■ Фрагмент текста
....
Книга Андрей Белый, страница 58. Автор книги Валерий Демин

Разделитель для чтения книг в онлайн библиотеке

Онлайн книга «Андрей Белый»

Cтраница 58

Вместе влюбленные проводили дни и ночи напролет. Но вопрос «где и как жить» действительно превратился в тупиковую проблему. Домой к матери в небольшую комнатенкукабинет возвращаться не имело смысла. Ибо Александра Дмитриевна категорически восстала против женитьбы сына на Асе. Будущая (а фактически – настоящая) сноха не нравилась ей по всем параметрам и прежде всего тем, что становилась потенциальной разлучницей: мать считала, что она уводит от нее сына – единственную опору старости. Ей еще предстояло узнать об отсутствии церковного освящения брака, что только подлило масла в огонь. Природная несдержанность Александры Дмитриевны уже давно приводила к вульгарным скандалам и возрастанию напряженности в отношениях с сыном.
....
■ Сохраненные данные

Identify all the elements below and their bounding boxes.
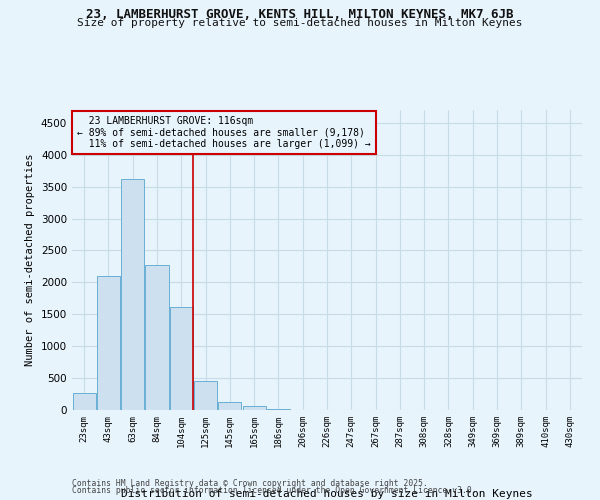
Bar [97,276,120,410]
Bar [194,382,217,410]
Bar [145,265,169,410]
X-axis label: Distribution of semi-detached houses by size in Milton Keynes: Distribution of semi-detached houses by … [121,489,533,499]
Text: 23, LAMBERHURST GROVE, KENTS HILL, MILTON KEYNES, MK7 6JB: 23, LAMBERHURST GROVE, KENTS HILL, MILTO… [86,8,514,20]
Bar [218,402,241,410]
Y-axis label: Number of semi-detached properties: Number of semi-detached properties [25,154,35,366]
Text: Contains public sector information licensed under the Open Government Licence v3: Contains public sector information licen… [72,486,476,495]
Text: Contains HM Land Registry data © Crown copyright and database right 2025.: Contains HM Land Registry data © Crown c… [72,478,428,488]
Bar [121,179,144,410]
Bar [242,406,266,410]
Bar [73,393,95,410]
Bar [170,306,193,410]
Text: Size of property relative to semi-detached houses in Milton Keynes: Size of property relative to semi-detach… [77,18,523,28]
Text: 23 LAMBERHURST GROVE: 116sqm
← 89% of semi-detached houses are smaller (9,178)
 : 23 LAMBERHURST GROVE: 116sqm ← 89% of se… [77,116,371,149]
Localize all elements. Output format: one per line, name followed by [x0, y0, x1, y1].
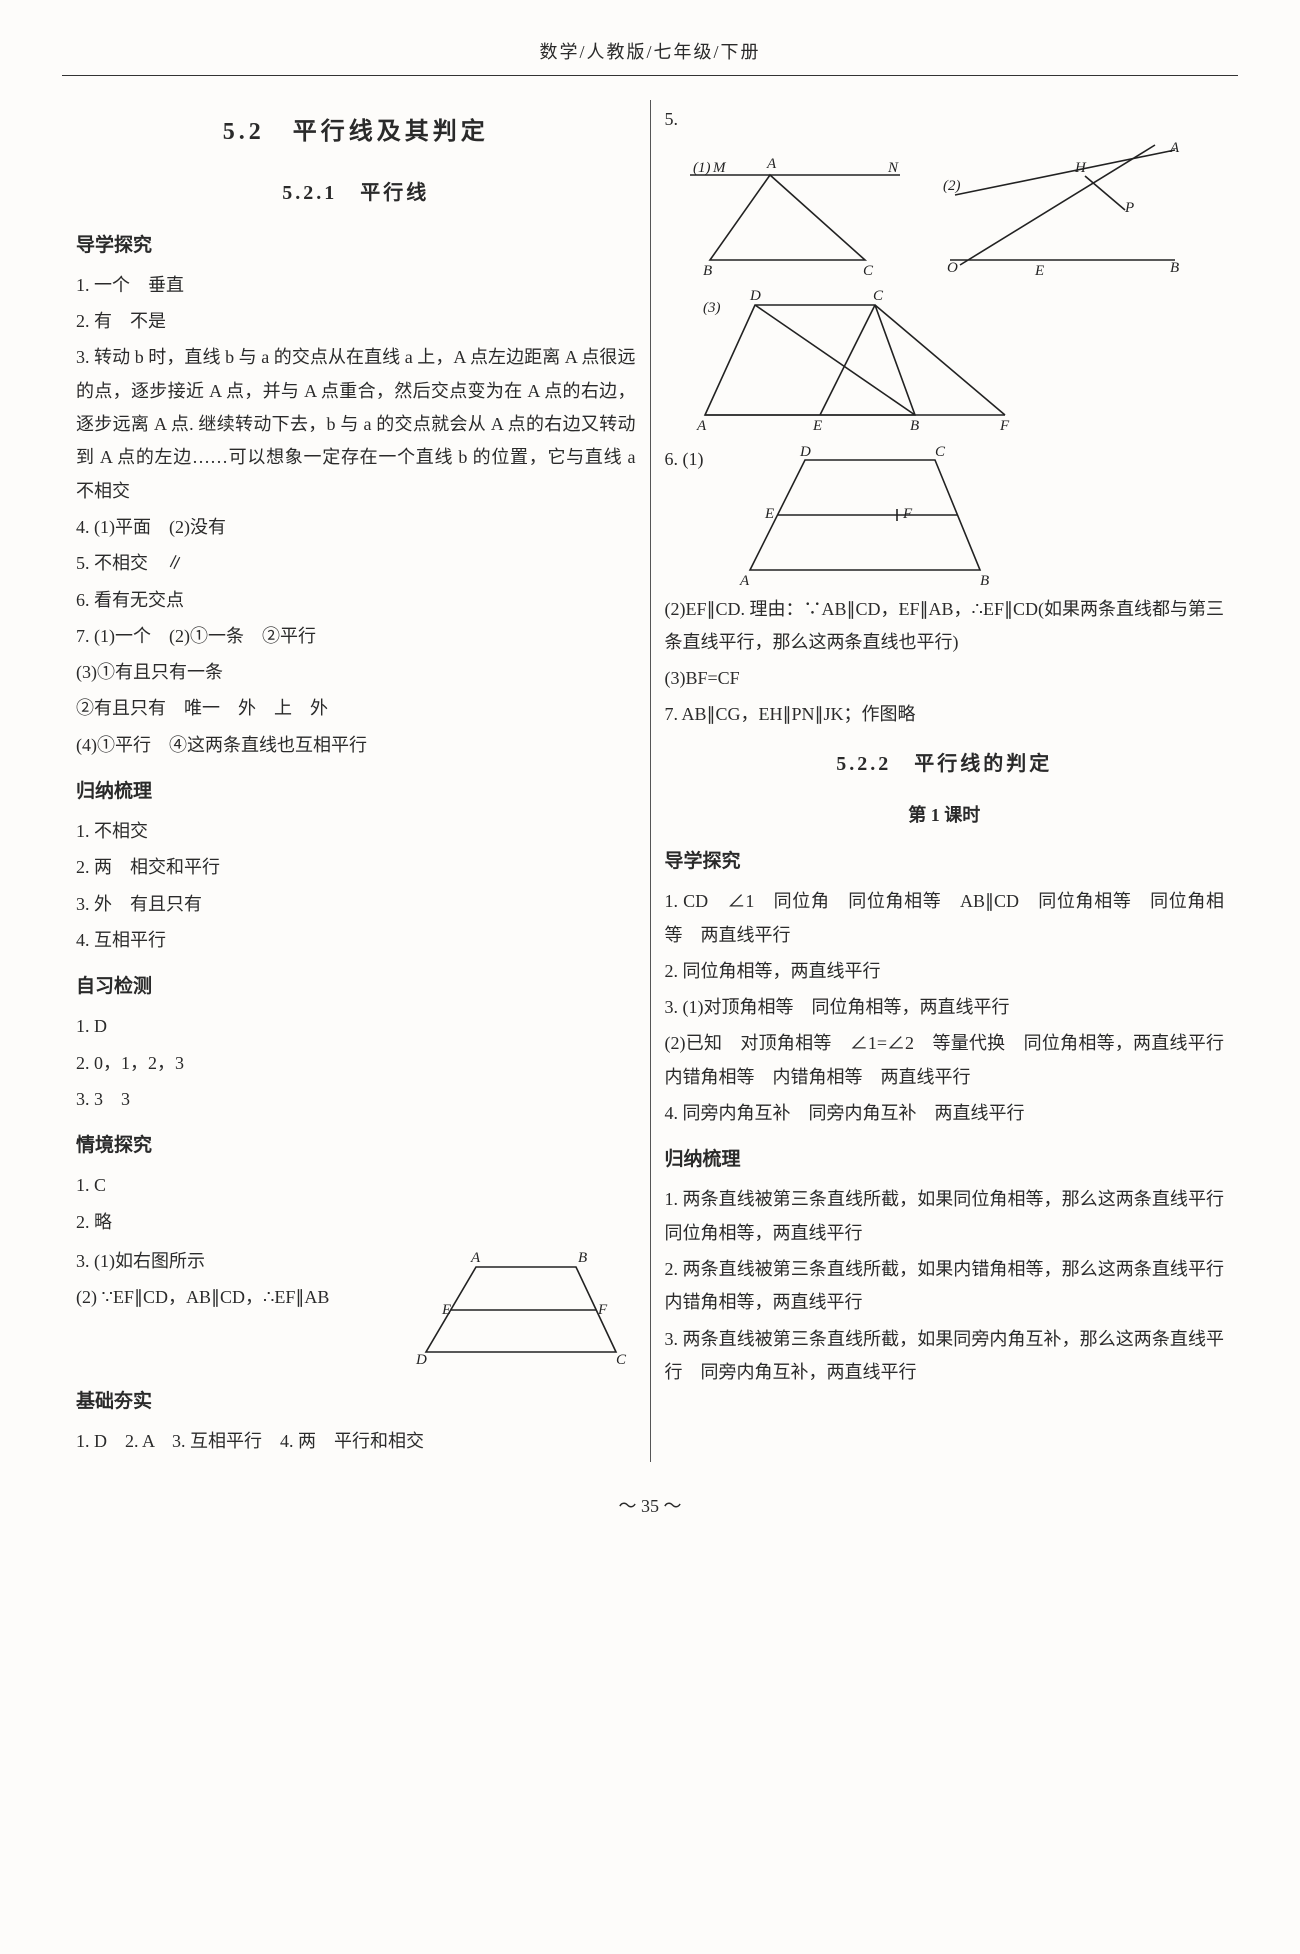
item: 7. AB∥CG，EH∥PN∥JK；作图略 — [665, 698, 1225, 731]
page-header: 数学/人教版/七年级/下册 — [62, 36, 1238, 76]
svg-text:F: F — [902, 506, 913, 522]
item: 1. D 2. A 3. 互相平行 4. 两 平行和相交 — [76, 1425, 636, 1458]
heading-daoxue-r: 导学探究 — [665, 844, 1225, 879]
svg-text:E: E — [812, 418, 822, 434]
left-column: 5.2 平行线及其判定 5.2.1 平行线 导学探究 1. 一个 垂直 2. 有… — [62, 100, 651, 1461]
svg-text:O: O — [947, 260, 958, 276]
page-footer: ～ 35 ～ — [62, 1490, 1238, 1523]
svg-text:E: E — [1034, 263, 1044, 279]
item: 3. 3 3 — [76, 1083, 636, 1116]
svg-text:E: E — [441, 1302, 451, 1318]
item: 4. 互相平行 — [76, 924, 636, 957]
svg-text:B: B — [980, 573, 989, 589]
svg-text:E: E — [764, 506, 774, 522]
svg-text:C: C — [935, 444, 946, 460]
figure-5-3: (3) D C A E B F — [665, 280, 1025, 440]
figure-5-2: (2) A H P O E B — [925, 140, 1185, 280]
svg-text:(2): (2) — [943, 178, 961, 194]
svg-text:B: B — [1170, 260, 1179, 276]
svg-text:F: F — [999, 418, 1010, 434]
item: 2. 同位角相等，两直线平行 — [665, 955, 1225, 988]
svg-text:C: C — [873, 288, 884, 304]
svg-text:A: A — [766, 156, 777, 172]
item: 1. CD ∠1 同位角 同位角相等 AB∥CD 同位角相等 同位角相等 两直线… — [665, 885, 1225, 952]
svg-text:(1): (1) — [693, 160, 711, 176]
item: 3. (1)对顶角相等 同位角相等，两直线平行 — [665, 991, 1225, 1024]
figure-row-6: 6. (1) D C E F A B — [665, 440, 1225, 590]
item: 6. 看有无交点 — [76, 584, 636, 617]
lesson-heading: 第 1 课时 — [665, 799, 1225, 832]
svg-text:F: F — [597, 1302, 608, 1318]
svg-text:B: B — [910, 418, 919, 434]
subsection-title: 5.2.1 平行线 — [76, 175, 636, 212]
item: 5. — [665, 103, 1225, 136]
item: 2. 两条直线被第三条直线所截，如果内错角相等，那么这两条直线平行 内错角相等，… — [665, 1253, 1225, 1320]
svg-text:A: A — [696, 418, 707, 434]
figure-5-1: (1) M A N B C — [665, 140, 915, 280]
heading-jichu: 基础夯实 — [76, 1384, 636, 1419]
item: (4)①平行 ④这两条直线也互相平行 — [76, 729, 636, 762]
item: 3. 外 有且只有 — [76, 888, 636, 921]
item: ②有且只有 唯一 外 上 外 — [76, 692, 636, 725]
svg-text:N: N — [887, 160, 899, 176]
item: (2)EF∥CD. 理由：∵AB∥CD，EF∥AB，∴EF∥CD(如果两条直线都… — [665, 593, 1225, 660]
item: 1. C — [76, 1169, 636, 1202]
figure-6-1: D C E F A B — [725, 440, 1005, 590]
item: 2. 有 不是 — [76, 305, 636, 338]
svg-text:D: D — [415, 1352, 427, 1368]
content-columns: 5.2 平行线及其判定 5.2.1 平行线 导学探究 1. 一个 垂直 2. 有… — [62, 100, 1238, 1461]
item: 2. 0，1，2，3 — [76, 1047, 636, 1080]
trapezoid-figure: A B E F D C — [406, 1242, 636, 1372]
svg-text:D: D — [749, 288, 761, 304]
heading-guina-r: 归纳梳理 — [665, 1142, 1225, 1177]
heading-qingjing: 情境探究 — [76, 1128, 636, 1163]
heading-zixi: 自习检测 — [76, 969, 636, 1004]
item: 1. D — [76, 1010, 636, 1043]
item: 4. 同旁内角互补 同旁内角互补 两直线平行 — [665, 1097, 1225, 1130]
item: (3)BF=CF — [665, 662, 1225, 695]
item: (2) ∵EF∥CD，AB∥CD，∴EF∥AB — [76, 1281, 396, 1314]
item: (2)已知 对顶角相等 ∠1=∠2 等量代换 同位角相等，两直线平行 内错角相等… — [665, 1027, 1225, 1094]
svg-text:A: A — [739, 573, 750, 589]
item: 2. 两 相交和平行 — [76, 851, 636, 884]
item: 2. 略 — [76, 1206, 636, 1239]
subsection-title-2: 5.2.2 平行线的判定 — [665, 746, 1225, 783]
svg-text:H: H — [1074, 160, 1087, 176]
heading-daoxue: 导学探究 — [76, 228, 636, 263]
svg-text:A: A — [1169, 140, 1180, 156]
svg-text:P: P — [1124, 200, 1134, 216]
item: 3. (1)如右图所示 — [76, 1245, 396, 1278]
svg-text:A: A — [470, 1250, 481, 1266]
svg-text:M: M — [712, 160, 727, 176]
figure-row: 3. (1)如右图所示 (2) ∵EF∥CD，AB∥CD，∴EF∥AB A B E… — [76, 1242, 636, 1372]
section-title: 5.2 平行线及其判定 — [76, 110, 636, 154]
svg-text:D: D — [799, 444, 811, 460]
heading-guina: 归纳梳理 — [76, 774, 636, 809]
item: 7. (1)一个 (2)①一条 ②平行 — [76, 620, 636, 653]
svg-text:C: C — [863, 263, 874, 279]
figure-row-5: (1) M A N B C (2) A H — [665, 140, 1225, 280]
item-long: 3. 转动 b 时，直线 b 与 a 的交点从在直线 a 上，A 点左边距离 A… — [76, 341, 636, 507]
item: 3. 两条直线被第三条直线所截，如果同旁内角互补，那么这两条直线平行 同旁内角互… — [665, 1323, 1225, 1390]
svg-text:B: B — [703, 263, 712, 279]
item: (3)①有且只有一条 — [76, 656, 636, 689]
svg-text:C: C — [616, 1352, 627, 1368]
svg-text:(3): (3) — [703, 300, 721, 316]
item: 1. 一个 垂直 — [76, 269, 636, 302]
right-column: 5. (1) MAN BC — [651, 100, 1239, 1461]
item: 1. 不相交 — [76, 815, 636, 848]
item: 4. (1)平面 (2)没有 — [76, 511, 636, 544]
item: 6. (1) — [665, 443, 715, 476]
item: 5. 不相交 ∥ — [76, 547, 636, 580]
svg-text:B: B — [578, 1250, 587, 1266]
figure-5-3-wrap: (3) D C A E B F — [665, 280, 1225, 440]
item: 1. 两条直线被第三条直线所截，如果同位角相等，那么这两条直线平行 同位角相等，… — [665, 1183, 1225, 1250]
....
■ Задания
• 1. Воспроизведите фрагмент текста от «Вместе влюбленные проводили» до «отношениях с сыном.».
• 2. Кем, согласно фрагменту текста, Александра Дмитриевна считала своего сына?
• 3. Определите, соответствуют ли фрагменту текста следующие утверждения: (а) Александра Дмитриевна одобряла женитьбу сына на Асе; (б) брак не был освящен церковью; (в) отношения матери с сыном оставались спокойными. Каждый ответ («да» или «нет») подтвердите точной цитатой.

■ Ответы по порядку
• 1.
Вместе влюбленные проводили дни и ночи напролет. Но вопрос «где и как жить» действительно превратился в тупиковую проблему. Домой к матери в небольшую комнатенкукабинет возвращаться не имело смысла. Ибо Александра Дмитриевна категорически восстала против женитьбы сына на Асе. Будущая (а фактически – настоящая) сноха не нравилась ей по всем параметрам и прежде всего тем, что становилась потенциальной разлучницей: мать считала, что она уводит от нее сына – единственную опору старости. Ей еще предстояло узнать об отсутствии церковного освящения брака, что только подлило масла в огонь. Природная несдержанность Александры Дмитриевны уже давно приводила к вульгарным скандалам и возрастанию напряженности в отношениях с сыном.

• 2. Единственной опорой своей старости.

• 3.
(а) Нет: «Александра Дмитриевна категорически восстала против женитьбы сына на Асе».
(б) Да: «Ей еще предстояло узнать об отсутствии церковного освящения брака».
(в) Нет: «Природная несдержанность Александры Дмитриевны уже давно приводила к вульгарным скандалам и возрастанию напряженности в отношениях с сыном».